(Direction):
Transcribe all the records exactly and omit any images they hold.

(Data to use):
+ + +

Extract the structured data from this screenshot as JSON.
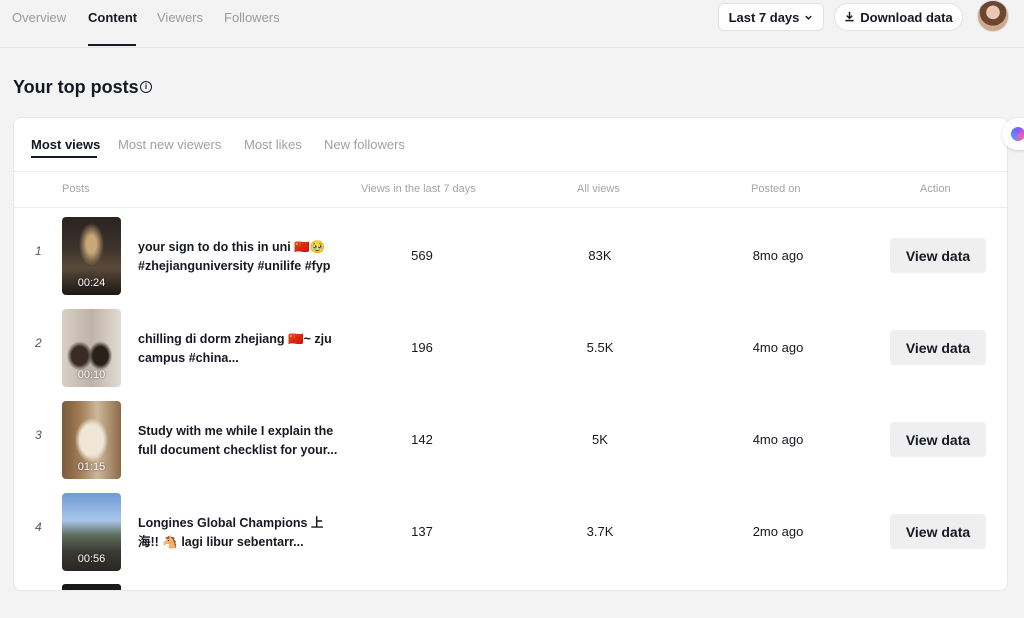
{
  "nav": {
    "tabs": [
      "Overview",
      "Content",
      "Viewers",
      "Followers"
    ],
    "date_range": "Last 7 days",
    "download_label": "Download data"
  },
  "section": {
    "title": "Your top posts"
  },
  "subtabs": [
    "Most views",
    "Most new viewers",
    "Most likes",
    "New followers"
  ],
  "columns": [
    "Posts",
    "Views in the last 7 days",
    "All views",
    "Posted on",
    "Action"
  ],
  "rows": [
    {
      "rank": "1",
      "duration": "00:24",
      "caption_line1": "your sign to do this in uni 🇨🇳🥹",
      "caption_line2": "#zhejianguniversity #unilife #fyp",
      "views7": "569",
      "all_views": "83K",
      "posted": "8mo ago",
      "action": "View data"
    },
    {
      "rank": "2",
      "duration": "00:10",
      "caption_line1": "chilling di dorm zhejiang 🇨🇳~ zju",
      "caption_line2": "campus #china...",
      "views7": "196",
      "all_views": "5.5K",
      "posted": "4mo ago",
      "action": "View data"
    },
    {
      "rank": "3",
      "duration": "01:15",
      "caption_line1": "Study with me while I explain the",
      "caption_line2": "full document checklist for your...",
      "views7": "142",
      "all_views": "5K",
      "posted": "4mo ago",
      "action": "View data"
    },
    {
      "rank": "4",
      "duration": "00:56",
      "caption_line1": "Longines Global Champions 上",
      "caption_line2": "海!! 🐴 lagi libur sebentarr...",
      "views7": "137",
      "all_views": "3.7K",
      "posted": "2mo ago",
      "action": "View data"
    }
  ]
}
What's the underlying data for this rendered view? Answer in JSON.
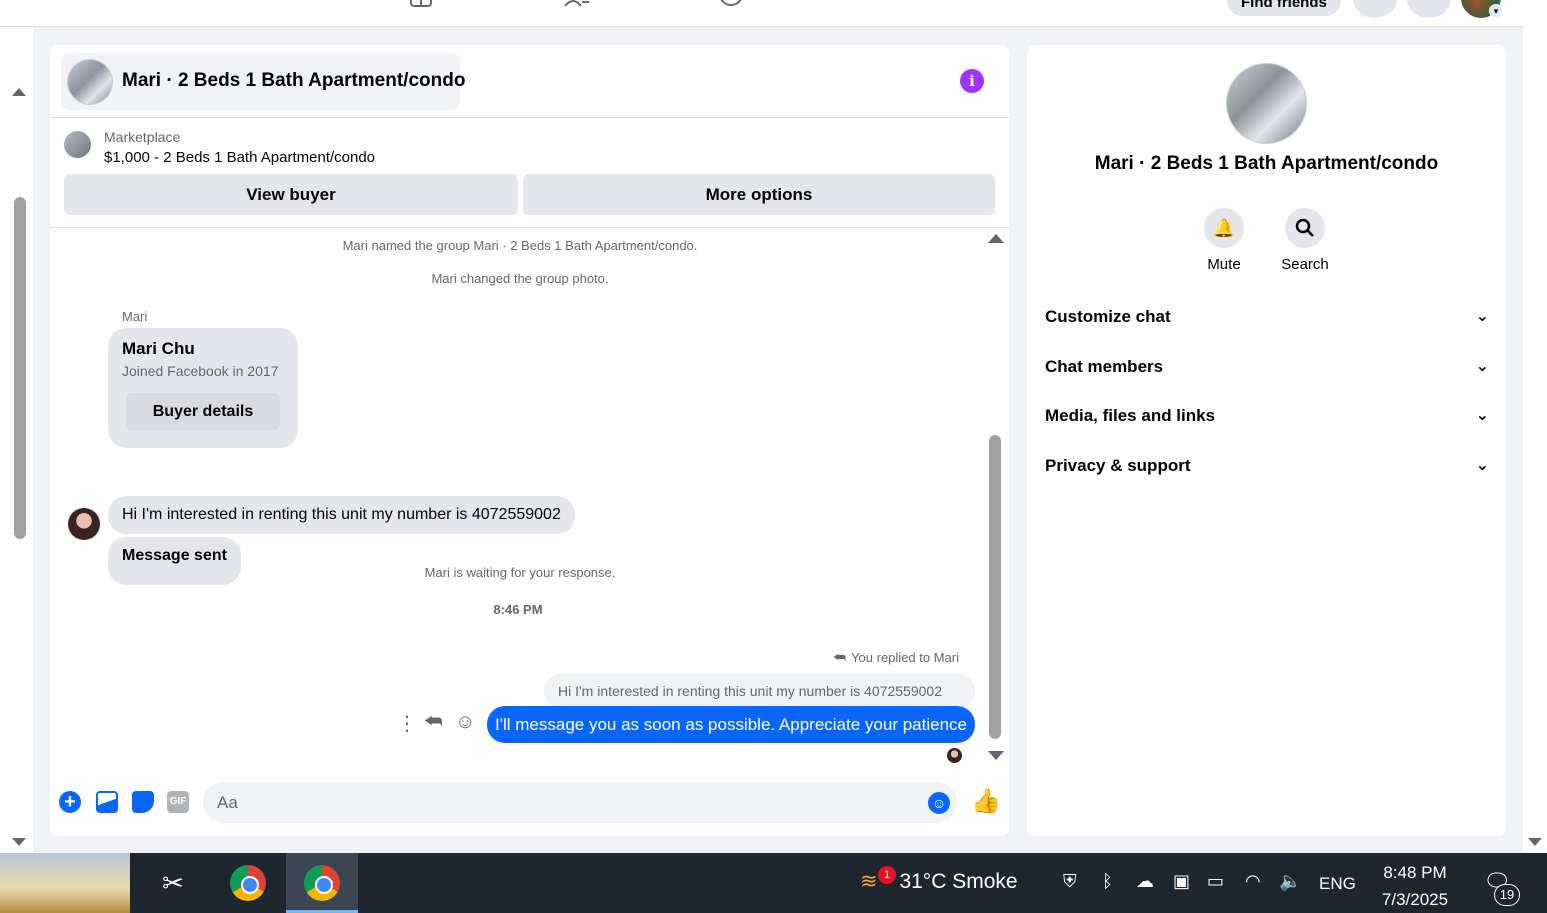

+ + +

(Exercise answer):
Extract the structured data from this screenshot as JSON.
{
  "nav": {
    "tabs": [
      "Overview",
      "Content",
      "Viewers",
      "Followers"
    ],
    "date_range": "Last 7 days",
    "download_label": "Download data"
  },
  "section": {
    "title": "Your top posts"
  },
  "subtabs": [
    "Most views",
    "Most new viewers",
    "Most likes",
    "New followers"
  ],
  "columns": [
    "Posts",
    "Views in the last 7 days",
    "All views",
    "Posted on",
    "Action"
  ],
  "rows": [
    {
      "rank": "1",
      "duration": "00:24",
      "caption_line1": "your sign to do this in uni 🇨🇳🥹",
      "caption_line2": "#zhejianguniversity #unilife #fyp",
      "views7": "569",
      "all_views": "83K",
      "posted": "8mo ago",
      "action": "View data"
    },
    {
      "rank": "2",
      "duration": "00:10",
      "caption_line1": "chilling di dorm zhejiang 🇨🇳~ zju",
      "caption_line2": "campus #china...",
      "views7": "196",
      "all_views": "5.5K",
      "posted": "4mo ago",
      "action": "View data"
    },
    {
      "rank": "3",
      "duration": "01:15",
      "caption_line1": "Study with me while I explain the",
      "caption_line2": "full document checklist for your...",
      "views7": "142",
      "all_views": "5K",
      "posted": "4mo ago",
      "action": "View data"
    },
    {
      "rank": "4",
      "duration": "00:56",
      "caption_line1": "Longines Global Champions 上",
      "caption_line2": "海!! 🐴 lagi libur sebentarr...",
      "views7": "137",
      "all_views": "3.7K",
      "posted": "2mo ago",
      "action": "View data"
    }
  ]
}
What's the underlying data for this rendered view? Answer in JSON.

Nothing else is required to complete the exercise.